** BEGIN SUPPLIED DATA **

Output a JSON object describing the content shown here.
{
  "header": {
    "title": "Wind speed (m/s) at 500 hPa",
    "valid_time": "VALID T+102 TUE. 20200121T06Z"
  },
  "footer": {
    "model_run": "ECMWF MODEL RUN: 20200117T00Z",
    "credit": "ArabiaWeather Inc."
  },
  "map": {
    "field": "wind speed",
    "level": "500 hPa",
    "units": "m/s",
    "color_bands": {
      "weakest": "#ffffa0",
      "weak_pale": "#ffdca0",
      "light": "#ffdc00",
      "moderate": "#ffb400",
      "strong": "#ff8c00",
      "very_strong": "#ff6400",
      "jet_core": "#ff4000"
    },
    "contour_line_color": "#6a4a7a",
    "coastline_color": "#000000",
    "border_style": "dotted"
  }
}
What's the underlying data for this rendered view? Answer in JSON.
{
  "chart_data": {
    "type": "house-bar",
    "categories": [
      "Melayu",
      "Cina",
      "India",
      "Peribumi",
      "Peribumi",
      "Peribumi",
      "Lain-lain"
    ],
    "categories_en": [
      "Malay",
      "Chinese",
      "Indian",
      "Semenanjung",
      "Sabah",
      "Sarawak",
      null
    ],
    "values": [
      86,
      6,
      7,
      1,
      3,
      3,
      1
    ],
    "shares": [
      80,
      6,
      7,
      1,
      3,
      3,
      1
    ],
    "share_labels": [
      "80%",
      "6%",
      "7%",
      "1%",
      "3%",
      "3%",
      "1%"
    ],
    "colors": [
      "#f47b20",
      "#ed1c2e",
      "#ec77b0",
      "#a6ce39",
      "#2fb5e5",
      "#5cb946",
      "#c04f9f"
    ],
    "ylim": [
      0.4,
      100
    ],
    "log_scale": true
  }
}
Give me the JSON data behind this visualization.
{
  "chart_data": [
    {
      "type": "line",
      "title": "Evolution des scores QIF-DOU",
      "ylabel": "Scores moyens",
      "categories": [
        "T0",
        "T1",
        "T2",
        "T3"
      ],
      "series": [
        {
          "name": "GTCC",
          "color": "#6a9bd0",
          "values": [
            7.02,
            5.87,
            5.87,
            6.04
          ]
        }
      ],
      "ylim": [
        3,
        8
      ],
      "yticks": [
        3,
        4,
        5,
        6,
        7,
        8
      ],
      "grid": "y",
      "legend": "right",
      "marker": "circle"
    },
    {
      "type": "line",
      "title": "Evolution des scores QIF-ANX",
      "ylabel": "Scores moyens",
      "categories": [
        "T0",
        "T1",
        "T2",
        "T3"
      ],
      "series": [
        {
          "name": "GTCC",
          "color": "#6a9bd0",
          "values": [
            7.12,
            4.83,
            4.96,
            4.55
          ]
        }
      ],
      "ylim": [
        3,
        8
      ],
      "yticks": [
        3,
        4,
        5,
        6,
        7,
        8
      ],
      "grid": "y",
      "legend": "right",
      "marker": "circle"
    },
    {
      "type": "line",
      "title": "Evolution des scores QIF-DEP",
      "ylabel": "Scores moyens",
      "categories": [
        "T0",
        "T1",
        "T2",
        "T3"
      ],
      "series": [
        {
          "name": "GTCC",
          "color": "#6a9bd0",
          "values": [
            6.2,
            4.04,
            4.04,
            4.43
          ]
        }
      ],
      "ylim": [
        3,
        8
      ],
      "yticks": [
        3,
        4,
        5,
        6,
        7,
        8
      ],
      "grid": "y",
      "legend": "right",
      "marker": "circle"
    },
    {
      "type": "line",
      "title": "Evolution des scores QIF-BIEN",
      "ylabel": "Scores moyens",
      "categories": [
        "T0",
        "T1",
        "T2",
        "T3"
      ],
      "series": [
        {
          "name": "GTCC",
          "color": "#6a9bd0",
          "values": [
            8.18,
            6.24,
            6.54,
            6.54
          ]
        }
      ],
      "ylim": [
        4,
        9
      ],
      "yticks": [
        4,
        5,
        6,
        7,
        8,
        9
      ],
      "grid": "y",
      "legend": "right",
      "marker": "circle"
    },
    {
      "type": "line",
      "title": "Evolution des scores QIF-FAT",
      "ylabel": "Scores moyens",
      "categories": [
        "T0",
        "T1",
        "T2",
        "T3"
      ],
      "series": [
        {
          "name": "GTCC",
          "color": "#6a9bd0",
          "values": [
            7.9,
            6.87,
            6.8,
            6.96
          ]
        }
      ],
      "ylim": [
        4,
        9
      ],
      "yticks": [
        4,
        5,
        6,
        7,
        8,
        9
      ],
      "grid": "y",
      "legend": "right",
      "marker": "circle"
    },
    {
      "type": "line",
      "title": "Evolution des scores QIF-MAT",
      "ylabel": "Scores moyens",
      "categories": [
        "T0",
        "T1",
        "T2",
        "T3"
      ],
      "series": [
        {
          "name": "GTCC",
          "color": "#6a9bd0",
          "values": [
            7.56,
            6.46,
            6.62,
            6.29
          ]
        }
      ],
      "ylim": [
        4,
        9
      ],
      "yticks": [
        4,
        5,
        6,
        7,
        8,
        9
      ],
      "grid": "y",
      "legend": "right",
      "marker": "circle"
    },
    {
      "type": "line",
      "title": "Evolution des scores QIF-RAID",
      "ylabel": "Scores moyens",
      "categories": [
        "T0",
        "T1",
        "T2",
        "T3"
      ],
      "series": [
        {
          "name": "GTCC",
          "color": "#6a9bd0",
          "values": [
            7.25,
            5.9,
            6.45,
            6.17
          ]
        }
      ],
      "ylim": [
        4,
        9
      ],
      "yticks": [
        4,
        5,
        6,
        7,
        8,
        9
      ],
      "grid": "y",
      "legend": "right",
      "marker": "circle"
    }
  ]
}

** END SUPPLIED DATA **

** YOUR OBJECTIVE **
From the listing above, copy out each line where the word "title" appears.

** RESPONSE BELOW **
    "title": "Wind speed (m/s) at 500 hPa",
      "title": "Evolution des scores QIF-DOU",
      "title": "Evolution des scores QIF-ANX",
      "title": "Evolution des scores QIF-DEP",
      "title": "Evolution des scores QIF-BIEN",
      "title": "Evolution des scores QIF-FAT",
      "title": "Evolution des scores QIF-MAT",
      "title": "Evolution des scores QIF-RAID",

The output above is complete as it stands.